→ Task statement: Please list every activity that the text on the Texas Schools Project Executive Committee names as part of the Committee's work.

→ Text provided:
★ ★ ★
The Executive Committee oversees the activities of Texas Schools Project. In this capacity the Committee's work includes reviewing proposed research projects, making recommendations regarding data access, identifying opportunities for collaboration, and sharing their extensive knowledge about research topics and methods.
Executive Committee Members
Eric A. Hanushek
Committee Chairman; Paul and Jean Hanna Senior Fellow, Stanford University
Eric A. Hanushek is the Paul and Jean Hanna Senior Fellow and a member of the Koret Task Force on K-12 Education.
A leader in the development of economic analysis of educational issues, his research spans the impact of teacher quality, high-stakes accountability, and class-size reduction on achievement. He pioneered measuring teacher quality on the basis of student achievement, the basis for research into the value-added of teachers and schools. Dr. Hanushek's work on school efficiency is central to debates about school finance adequacy and equity, while analyses of the economic impact of school outcomes motivate both national and international educational policy design.
Brian J. L. Berry
Lloyd Viel Berkner Regental Professor, The University of Texas at Dallas
Brian J. L. Berry is the Lloyd Viel Berkner Regental Professor in the School of Economic, Political and Policy Sciences at The University of Texas at Dallas and former dean of the school. Dr. Berry's early urban and regional research helped spark the scientific revolution that occurred in geography and urban research in the 1960s. In the early 1960s he became the world's most frequently cited geographer, a ranking maintained for more than a quarter-century.
After moving to Texas his inquiries turned to long-wave rhythms in the economy, society and polity. Throughout his career he has been concerned with bridging theory and practice and has been heavily involved in urban and regional planning in both advanced and developing countries. Frequently called on as an advisor, consultant, and expert witness, his contributions have been made in cities as diverse as Chicago and Calcutta, Jakarta and Melbourne and his regional development expertise has been applied in areas from Appalachia to Magellanes to Indonesia.
★ ★ ★
→ Listed records:
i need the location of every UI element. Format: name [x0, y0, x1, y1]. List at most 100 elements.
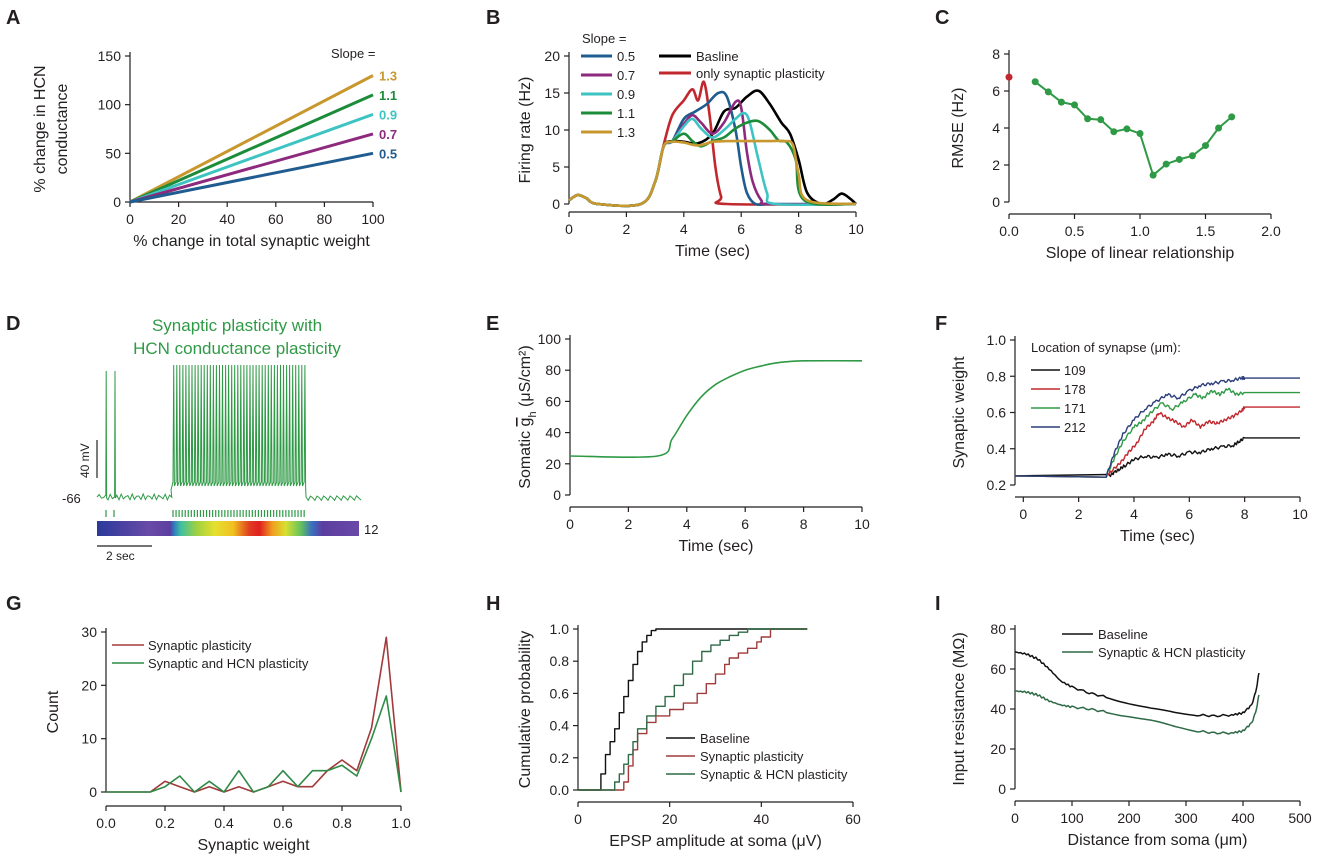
spike-raster: [105, 510, 305, 517]
y-axis-title-part: Somatic: [517, 426, 534, 488]
x-tick-label: 0.0: [999, 223, 1019, 239]
synaptic-weight-line: [1014, 387, 1300, 478]
x-tick-label: 2: [625, 516, 633, 532]
legend-label: Synaptic and HCN plasticity: [148, 656, 309, 671]
y-tick-label: 20: [544, 48, 560, 64]
x-tick-label: 0: [126, 211, 134, 227]
cumulative-line: [578, 628, 808, 791]
x-axis-title: EPSP amplitude at soma (μV): [609, 833, 822, 850]
y-tick-label: 8: [992, 46, 1000, 62]
panel-d-title-line2: HCN conductance plasticity: [133, 339, 341, 358]
y-tick-label: 150: [98, 48, 122, 64]
y-tick-label: 0.6: [987, 405, 1007, 421]
y-axis-title: Input resistance (MΩ): [951, 632, 968, 785]
panel-b-chart: 0 5 10 15 20 0 2 4 6 8 10 Time (sec) Firing rate (Hz…: [517, 31, 864, 260]
legend-label: 0.7: [617, 68, 635, 83]
y-tick-label: 0: [553, 487, 561, 503]
slope-label: 0.7: [379, 127, 397, 142]
slope-line-1-1: [129, 93, 374, 204]
panel-letter-f: F: [935, 313, 947, 335]
rmse-point: [1057, 98, 1065, 106]
cumulative-line: [578, 628, 808, 791]
x-tick-label: 2: [1075, 506, 1083, 522]
x-tick-label: 20: [171, 211, 187, 227]
synaptic-weight-line: [1014, 436, 1300, 478]
rmse-line: [1034, 81, 1233, 177]
legend-label: Synaptic & HCN plasticity: [700, 767, 848, 782]
rmse-point: [1110, 128, 1118, 136]
x-tick-label: 400: [1231, 810, 1255, 826]
panel-letter-e: E: [486, 313, 499, 335]
x-tick-label: 0.8: [332, 815, 352, 831]
panel-letter-c: C: [935, 7, 949, 29]
x-tick-label: 8: [800, 516, 808, 532]
panel-g-chart: 0 10 20 30 0.0 0.2 0.4 0.6 0.8 1.0 Synaptic weight…: [45, 624, 411, 854]
x-tick-label: 4: [683, 516, 691, 532]
somatic-gh-line: [569, 359, 863, 459]
y-tick-label: 0.4: [550, 718, 570, 734]
legend-label: Baseline: [700, 731, 750, 746]
rmse-point: [1162, 160, 1170, 168]
x-tick-label: 1.0: [391, 815, 411, 831]
panel-d-illustration: Synaptic plasticity with HCN conductance…: [62, 316, 378, 563]
x-tick-label: 6: [737, 221, 745, 237]
y-tick-label: 20: [81, 677, 97, 693]
legend-label: Synaptic plasticity: [148, 638, 252, 653]
y-tick-label: 4: [992, 120, 1000, 136]
x-tick-label: 0: [1019, 506, 1027, 522]
x-tick-label: 10: [1292, 506, 1308, 522]
panel-a-chart: 0 50 100 150 0 20 40 60 80 100 % change in total s…: [32, 46, 397, 250]
y-tick-label: 0.8: [987, 368, 1007, 384]
y-tick-label: 0: [113, 194, 121, 210]
panel-letter-i: I: [935, 593, 941, 615]
resting-potential-label: -66: [62, 491, 81, 506]
input-resistance-line: [1015, 690, 1260, 735]
y-axis-title: Firing rate (Hz): [517, 77, 534, 184]
x-tick-label: 2.0: [1261, 223, 1281, 239]
y-tick-label: 0.2: [987, 477, 1007, 493]
rmse-point: [1202, 142, 1209, 150]
rmse-point: [1084, 115, 1092, 123]
y-tick-label: 0.6: [550, 685, 570, 701]
x-tick-label: 0.5: [1065, 223, 1085, 239]
y-axis-title: Synaptic weight: [951, 356, 968, 469]
x-tick-label: 300: [1174, 810, 1198, 826]
synaptic-weight-line: [1014, 375, 1300, 478]
y-tick-label: 0.4: [987, 441, 1007, 457]
slope-label: 0.5: [379, 146, 397, 161]
y-tick-label: 80: [545, 362, 561, 378]
x-axis-title: Time (sec): [675, 243, 750, 260]
panel-d-title-line1: Synaptic plasticity with: [152, 316, 322, 335]
y-tick-label: 5: [552, 159, 560, 175]
x-axis-title: Time (sec): [679, 538, 754, 555]
rmse-point: [1136, 130, 1144, 138]
y-tick-label: 30: [81, 624, 97, 640]
slope-label: 1.1: [379, 88, 397, 103]
rmse-point: [1071, 101, 1078, 109]
y-tick-label: 2: [992, 157, 1000, 173]
panel-h-chart: 0.0 0.2 0.4 0.6 0.8 1.0 0 20 40 60 EPSP amplitude …: [517, 621, 861, 850]
x-tick-label: 20: [662, 811, 678, 827]
y-tick-label: 0.2: [550, 750, 570, 766]
panel-letter-b: B: [486, 7, 500, 29]
panel-i-chart: 0 20 40 60 80 0 100 200 300 400 500 Distance from s…: [951, 621, 1312, 849]
synaptic-weight-line: [1014, 406, 1300, 478]
y-axis-title-part: g: [517, 418, 534, 427]
slope-label: 0.9: [379, 107, 397, 122]
panel-letter-g: G: [6, 593, 22, 615]
firing-rate-colorbar: [97, 521, 359, 536]
legend-label: Synaptic plasticity: [700, 749, 804, 764]
x-tick-label: 100: [361, 211, 385, 227]
x-tick-label: 200: [1117, 810, 1141, 826]
y-tick-label: 40: [545, 425, 561, 441]
y-tick-label: 15: [544, 85, 560, 101]
x-tick-label: 1.0: [1130, 223, 1150, 239]
slope-line-1-3: [129, 74, 374, 204]
x-tick-label: 6: [741, 516, 749, 532]
y-tick-label: 20: [990, 741, 1006, 757]
x-axis-title: Time (sec): [1120, 528, 1195, 545]
panel-letter-d: D: [6, 313, 20, 335]
panel-c-chart: 0 2 4 6 8 0.0 0.5 1.0 1.5 2.0 Slope of linear rela…: [950, 46, 1281, 262]
x-tick-label: 0.4: [214, 815, 234, 831]
y-tick-label: 80: [990, 621, 1006, 637]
★ ★ ★
→ Output of the task:
- Reviewing proposed research projects
- Making recommendations regarding data access
- Identifying opportunities for collaboration
- Sharing their extensive knowledge about research topics and methods